[Extracts from a graphics dataset]
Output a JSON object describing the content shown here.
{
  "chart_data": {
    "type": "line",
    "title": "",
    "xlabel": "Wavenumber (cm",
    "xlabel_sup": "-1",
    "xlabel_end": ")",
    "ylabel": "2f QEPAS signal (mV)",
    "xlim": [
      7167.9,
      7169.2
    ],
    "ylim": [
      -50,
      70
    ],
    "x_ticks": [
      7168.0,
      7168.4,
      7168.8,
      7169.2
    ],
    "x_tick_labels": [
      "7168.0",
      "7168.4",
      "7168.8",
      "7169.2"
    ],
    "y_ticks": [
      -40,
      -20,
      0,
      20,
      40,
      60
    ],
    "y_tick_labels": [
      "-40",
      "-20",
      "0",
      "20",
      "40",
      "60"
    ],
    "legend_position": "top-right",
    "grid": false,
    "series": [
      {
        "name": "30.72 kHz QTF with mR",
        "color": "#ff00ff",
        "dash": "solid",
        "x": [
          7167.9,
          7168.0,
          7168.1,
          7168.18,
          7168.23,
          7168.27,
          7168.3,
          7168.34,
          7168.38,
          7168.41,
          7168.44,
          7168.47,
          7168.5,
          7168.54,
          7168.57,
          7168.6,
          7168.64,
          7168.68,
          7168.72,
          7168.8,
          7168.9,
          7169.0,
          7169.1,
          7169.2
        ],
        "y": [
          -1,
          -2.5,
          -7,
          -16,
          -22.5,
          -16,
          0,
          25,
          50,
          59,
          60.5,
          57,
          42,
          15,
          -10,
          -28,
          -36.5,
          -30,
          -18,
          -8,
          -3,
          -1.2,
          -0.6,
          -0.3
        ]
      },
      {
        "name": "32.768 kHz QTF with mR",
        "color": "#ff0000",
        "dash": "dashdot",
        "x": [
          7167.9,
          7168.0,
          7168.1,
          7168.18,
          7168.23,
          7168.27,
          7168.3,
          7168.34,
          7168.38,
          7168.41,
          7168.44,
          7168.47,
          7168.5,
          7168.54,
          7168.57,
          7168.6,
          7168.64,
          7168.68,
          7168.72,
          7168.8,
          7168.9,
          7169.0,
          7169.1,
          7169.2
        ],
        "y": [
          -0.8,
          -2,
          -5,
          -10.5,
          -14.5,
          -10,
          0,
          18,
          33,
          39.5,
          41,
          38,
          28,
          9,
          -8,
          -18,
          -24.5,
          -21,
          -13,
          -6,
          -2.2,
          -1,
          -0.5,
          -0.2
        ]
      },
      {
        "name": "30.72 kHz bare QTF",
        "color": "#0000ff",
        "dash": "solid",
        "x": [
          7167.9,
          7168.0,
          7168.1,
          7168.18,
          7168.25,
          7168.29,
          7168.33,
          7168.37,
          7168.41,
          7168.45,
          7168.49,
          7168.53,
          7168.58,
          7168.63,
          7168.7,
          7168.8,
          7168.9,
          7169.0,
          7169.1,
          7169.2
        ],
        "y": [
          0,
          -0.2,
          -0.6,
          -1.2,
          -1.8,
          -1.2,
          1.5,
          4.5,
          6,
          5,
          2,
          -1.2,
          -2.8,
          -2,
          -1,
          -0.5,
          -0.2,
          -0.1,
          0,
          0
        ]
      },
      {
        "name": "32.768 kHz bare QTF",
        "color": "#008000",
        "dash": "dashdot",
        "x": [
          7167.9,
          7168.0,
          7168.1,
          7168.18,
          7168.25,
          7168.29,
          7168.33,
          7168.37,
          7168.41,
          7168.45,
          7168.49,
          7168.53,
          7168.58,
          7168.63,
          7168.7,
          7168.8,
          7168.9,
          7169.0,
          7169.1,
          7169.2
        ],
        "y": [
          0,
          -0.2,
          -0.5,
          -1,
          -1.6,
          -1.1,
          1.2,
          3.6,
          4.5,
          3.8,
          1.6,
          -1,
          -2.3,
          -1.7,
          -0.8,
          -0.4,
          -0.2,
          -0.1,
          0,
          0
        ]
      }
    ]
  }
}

→ **What is needed**:
Pick out the lines containing the string "bare" and show them.

→ **Answer to this problem**:
        "name": "30.72 kHz bare QTF",
        "name": "32.768 kHz bare QTF",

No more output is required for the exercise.